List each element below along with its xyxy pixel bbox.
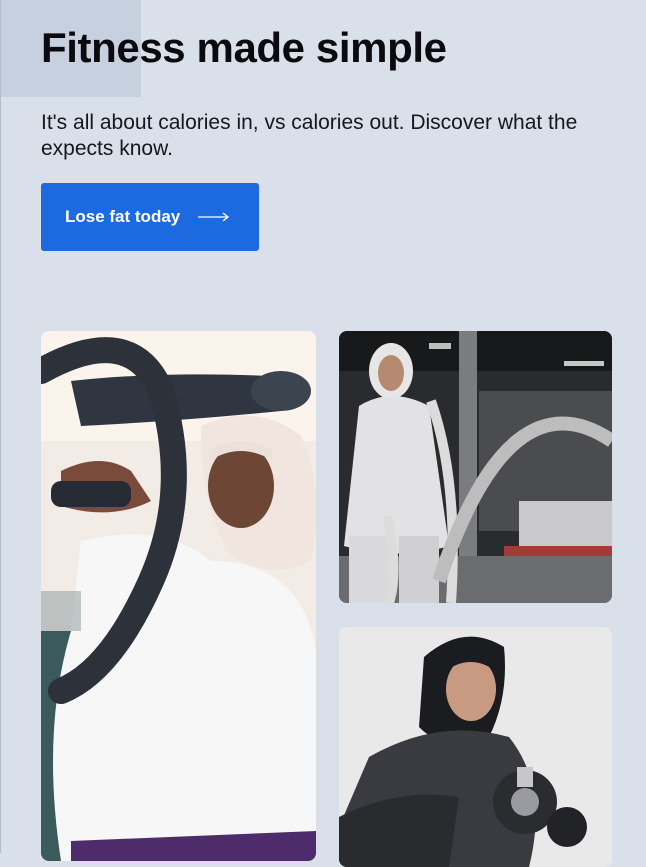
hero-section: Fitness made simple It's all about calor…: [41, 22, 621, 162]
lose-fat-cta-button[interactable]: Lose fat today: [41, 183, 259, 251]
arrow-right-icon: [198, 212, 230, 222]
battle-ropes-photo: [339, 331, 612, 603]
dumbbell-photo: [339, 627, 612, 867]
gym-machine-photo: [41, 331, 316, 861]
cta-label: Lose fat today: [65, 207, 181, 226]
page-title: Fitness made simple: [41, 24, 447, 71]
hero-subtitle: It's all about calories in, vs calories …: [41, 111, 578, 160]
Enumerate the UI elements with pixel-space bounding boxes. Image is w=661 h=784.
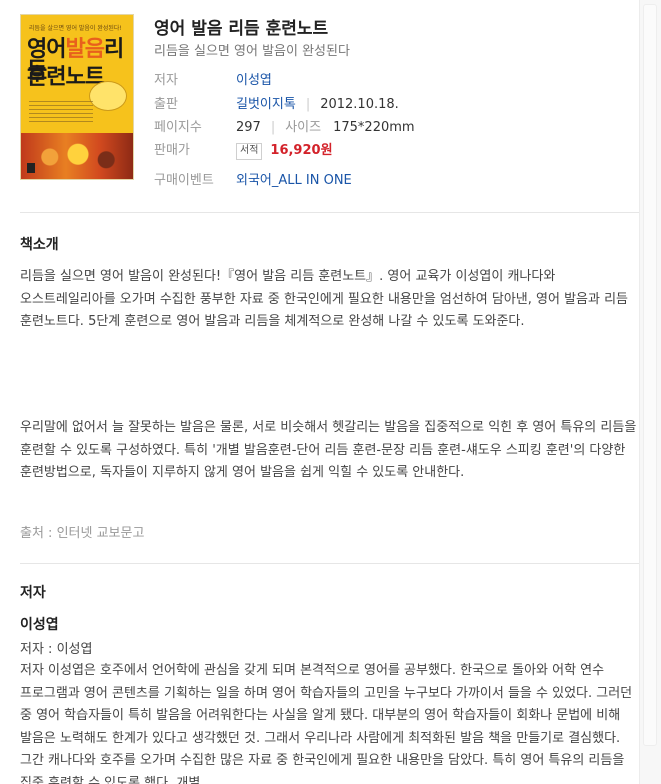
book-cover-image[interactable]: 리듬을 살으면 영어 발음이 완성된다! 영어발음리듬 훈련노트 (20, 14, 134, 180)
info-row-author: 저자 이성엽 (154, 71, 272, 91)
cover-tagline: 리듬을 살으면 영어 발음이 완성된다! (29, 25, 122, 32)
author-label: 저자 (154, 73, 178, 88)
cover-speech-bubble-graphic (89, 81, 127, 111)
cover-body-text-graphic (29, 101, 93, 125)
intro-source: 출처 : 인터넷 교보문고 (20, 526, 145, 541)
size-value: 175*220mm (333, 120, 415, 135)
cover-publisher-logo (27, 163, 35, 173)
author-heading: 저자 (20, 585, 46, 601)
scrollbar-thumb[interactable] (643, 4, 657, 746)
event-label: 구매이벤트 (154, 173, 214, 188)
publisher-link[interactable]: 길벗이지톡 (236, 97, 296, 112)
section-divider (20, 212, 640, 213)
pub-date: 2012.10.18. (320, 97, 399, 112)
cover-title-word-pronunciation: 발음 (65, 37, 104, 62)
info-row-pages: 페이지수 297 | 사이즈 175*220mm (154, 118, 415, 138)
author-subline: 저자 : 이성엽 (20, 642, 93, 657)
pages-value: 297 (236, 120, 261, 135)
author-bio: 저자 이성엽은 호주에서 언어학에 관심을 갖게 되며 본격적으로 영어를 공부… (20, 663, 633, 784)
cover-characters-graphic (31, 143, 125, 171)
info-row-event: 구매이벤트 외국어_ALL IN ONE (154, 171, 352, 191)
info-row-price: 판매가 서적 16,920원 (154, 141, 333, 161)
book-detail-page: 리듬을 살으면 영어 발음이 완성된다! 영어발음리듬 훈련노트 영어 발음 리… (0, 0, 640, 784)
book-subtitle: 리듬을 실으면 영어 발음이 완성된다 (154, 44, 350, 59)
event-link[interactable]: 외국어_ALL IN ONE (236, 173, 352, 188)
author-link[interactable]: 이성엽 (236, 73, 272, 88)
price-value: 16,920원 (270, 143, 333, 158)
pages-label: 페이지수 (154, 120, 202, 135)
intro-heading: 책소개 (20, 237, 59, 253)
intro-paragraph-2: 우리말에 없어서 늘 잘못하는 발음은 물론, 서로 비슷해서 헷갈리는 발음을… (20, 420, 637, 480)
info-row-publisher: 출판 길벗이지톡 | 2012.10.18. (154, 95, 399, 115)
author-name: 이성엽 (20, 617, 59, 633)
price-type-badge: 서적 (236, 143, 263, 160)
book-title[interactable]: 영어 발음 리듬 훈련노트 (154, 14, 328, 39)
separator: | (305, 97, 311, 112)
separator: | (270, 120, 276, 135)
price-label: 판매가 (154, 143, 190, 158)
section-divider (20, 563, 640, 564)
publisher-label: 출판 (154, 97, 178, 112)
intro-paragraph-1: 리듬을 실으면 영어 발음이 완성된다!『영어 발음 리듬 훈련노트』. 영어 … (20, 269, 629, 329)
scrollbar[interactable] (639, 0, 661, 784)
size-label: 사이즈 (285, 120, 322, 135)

==

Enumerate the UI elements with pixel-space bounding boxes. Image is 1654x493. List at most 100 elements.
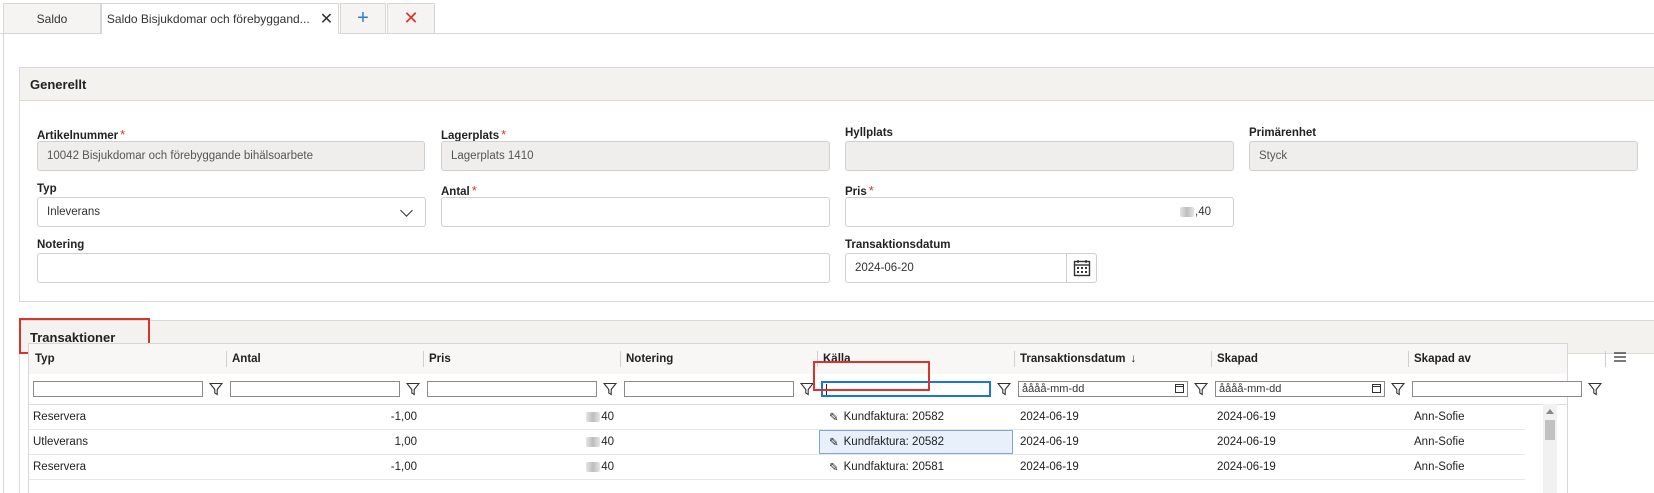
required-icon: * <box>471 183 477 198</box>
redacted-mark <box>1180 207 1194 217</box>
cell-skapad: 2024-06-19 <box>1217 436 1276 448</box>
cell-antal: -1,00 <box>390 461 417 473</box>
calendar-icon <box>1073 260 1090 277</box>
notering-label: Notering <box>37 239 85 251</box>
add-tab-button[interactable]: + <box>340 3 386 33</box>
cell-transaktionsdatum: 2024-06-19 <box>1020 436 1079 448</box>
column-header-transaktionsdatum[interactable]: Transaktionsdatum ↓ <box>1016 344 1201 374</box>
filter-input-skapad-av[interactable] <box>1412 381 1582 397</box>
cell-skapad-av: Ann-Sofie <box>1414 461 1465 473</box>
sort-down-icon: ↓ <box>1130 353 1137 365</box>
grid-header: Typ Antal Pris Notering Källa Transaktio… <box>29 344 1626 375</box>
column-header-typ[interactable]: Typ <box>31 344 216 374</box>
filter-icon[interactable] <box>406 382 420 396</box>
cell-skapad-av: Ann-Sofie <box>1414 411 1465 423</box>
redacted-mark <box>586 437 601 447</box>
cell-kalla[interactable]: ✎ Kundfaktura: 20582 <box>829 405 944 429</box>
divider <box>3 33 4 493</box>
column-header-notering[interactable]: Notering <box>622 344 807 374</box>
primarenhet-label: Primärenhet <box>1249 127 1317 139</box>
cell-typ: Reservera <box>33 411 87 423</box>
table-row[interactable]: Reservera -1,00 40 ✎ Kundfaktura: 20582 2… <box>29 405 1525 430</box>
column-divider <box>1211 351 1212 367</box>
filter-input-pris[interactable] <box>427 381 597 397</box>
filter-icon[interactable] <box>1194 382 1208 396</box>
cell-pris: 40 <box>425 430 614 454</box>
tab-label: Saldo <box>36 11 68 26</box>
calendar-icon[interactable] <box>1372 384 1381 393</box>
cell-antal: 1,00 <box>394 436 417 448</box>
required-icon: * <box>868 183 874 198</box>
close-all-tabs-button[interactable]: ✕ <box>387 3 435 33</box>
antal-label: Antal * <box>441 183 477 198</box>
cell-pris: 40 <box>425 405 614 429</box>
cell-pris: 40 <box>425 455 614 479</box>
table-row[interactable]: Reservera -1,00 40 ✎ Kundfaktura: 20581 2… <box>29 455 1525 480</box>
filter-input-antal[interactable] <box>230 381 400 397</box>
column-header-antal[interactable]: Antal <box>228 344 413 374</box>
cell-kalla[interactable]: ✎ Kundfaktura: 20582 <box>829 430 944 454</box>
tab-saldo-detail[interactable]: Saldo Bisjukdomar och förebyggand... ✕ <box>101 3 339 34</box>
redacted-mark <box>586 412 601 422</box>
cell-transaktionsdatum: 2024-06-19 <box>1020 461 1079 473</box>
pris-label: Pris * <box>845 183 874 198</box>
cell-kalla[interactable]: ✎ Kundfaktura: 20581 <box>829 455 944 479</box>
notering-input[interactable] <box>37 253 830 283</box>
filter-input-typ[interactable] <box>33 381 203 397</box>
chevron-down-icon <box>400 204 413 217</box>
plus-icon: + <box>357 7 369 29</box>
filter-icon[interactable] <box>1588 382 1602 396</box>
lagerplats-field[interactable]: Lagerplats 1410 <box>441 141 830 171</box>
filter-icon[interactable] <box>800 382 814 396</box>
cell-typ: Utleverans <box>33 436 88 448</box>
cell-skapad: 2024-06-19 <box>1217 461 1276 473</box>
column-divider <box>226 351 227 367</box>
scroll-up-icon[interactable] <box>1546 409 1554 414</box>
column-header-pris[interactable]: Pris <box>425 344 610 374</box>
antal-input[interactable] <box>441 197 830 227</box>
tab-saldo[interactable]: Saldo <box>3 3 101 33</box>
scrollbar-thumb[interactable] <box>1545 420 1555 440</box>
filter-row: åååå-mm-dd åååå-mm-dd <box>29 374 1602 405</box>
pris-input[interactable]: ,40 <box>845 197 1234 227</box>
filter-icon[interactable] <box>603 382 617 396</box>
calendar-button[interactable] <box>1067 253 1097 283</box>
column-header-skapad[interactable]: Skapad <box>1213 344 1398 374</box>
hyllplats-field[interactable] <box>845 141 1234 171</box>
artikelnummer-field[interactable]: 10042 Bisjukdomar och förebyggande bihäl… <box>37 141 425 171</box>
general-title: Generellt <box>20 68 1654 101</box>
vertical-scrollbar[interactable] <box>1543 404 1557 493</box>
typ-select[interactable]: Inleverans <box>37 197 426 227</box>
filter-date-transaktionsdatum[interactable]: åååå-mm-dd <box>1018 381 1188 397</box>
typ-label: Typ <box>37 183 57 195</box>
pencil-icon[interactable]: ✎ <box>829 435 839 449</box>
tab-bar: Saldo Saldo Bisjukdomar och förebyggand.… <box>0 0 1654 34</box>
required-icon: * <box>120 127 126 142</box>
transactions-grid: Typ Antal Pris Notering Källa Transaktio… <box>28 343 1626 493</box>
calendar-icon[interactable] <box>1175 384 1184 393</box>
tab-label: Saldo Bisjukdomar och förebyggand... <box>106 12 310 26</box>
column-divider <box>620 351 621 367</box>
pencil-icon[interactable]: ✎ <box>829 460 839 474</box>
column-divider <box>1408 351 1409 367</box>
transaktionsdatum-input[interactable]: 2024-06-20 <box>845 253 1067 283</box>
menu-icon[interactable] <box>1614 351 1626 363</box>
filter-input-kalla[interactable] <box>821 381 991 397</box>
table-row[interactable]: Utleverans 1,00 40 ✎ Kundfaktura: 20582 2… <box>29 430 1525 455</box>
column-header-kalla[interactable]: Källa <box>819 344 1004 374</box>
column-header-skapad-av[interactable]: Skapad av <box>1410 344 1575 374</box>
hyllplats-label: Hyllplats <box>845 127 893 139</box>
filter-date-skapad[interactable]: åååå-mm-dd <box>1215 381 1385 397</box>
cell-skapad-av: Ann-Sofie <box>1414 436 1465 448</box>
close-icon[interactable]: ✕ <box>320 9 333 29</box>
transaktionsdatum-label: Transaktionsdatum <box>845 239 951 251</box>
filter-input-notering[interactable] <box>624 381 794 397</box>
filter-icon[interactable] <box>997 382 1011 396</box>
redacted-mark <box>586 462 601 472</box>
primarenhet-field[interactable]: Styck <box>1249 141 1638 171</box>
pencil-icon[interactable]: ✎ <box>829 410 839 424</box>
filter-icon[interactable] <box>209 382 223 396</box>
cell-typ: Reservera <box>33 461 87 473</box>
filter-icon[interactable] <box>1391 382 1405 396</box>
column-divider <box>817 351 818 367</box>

What you will do: Lay out the records above as a numbered list, from the line with "List each element" to the line with "is w=661 h=784.", both included, omitting blank lines and the pictures.

Solution to this exercise:
1. List each element below along with its xyxy pixel bbox.
2. hero-section: Fitness made simple It's all about calor…: [41, 22, 621, 162]
3. lose-fat-cta-button[interactable]: Lose fat today: [41, 183, 259, 251]
4. arrow-right-icon: [198, 212, 230, 222]
5. battle-ropes-photo: [339, 331, 612, 603]
6. dumbbell-photo: [339, 627, 612, 867]
7. gym-machine-photo: [41, 331, 316, 861]
8. cta-label: Lose fat today: [65, 207, 181, 226]
9. page-title: Fitness made simple: [41, 24, 447, 71]
10. hero-subtitle: It's all about calories in, vs calories …: [41, 111, 578, 160]
11. Enumerate the UI elements with pixel-space bounding boxes. Image is w=661 h=784.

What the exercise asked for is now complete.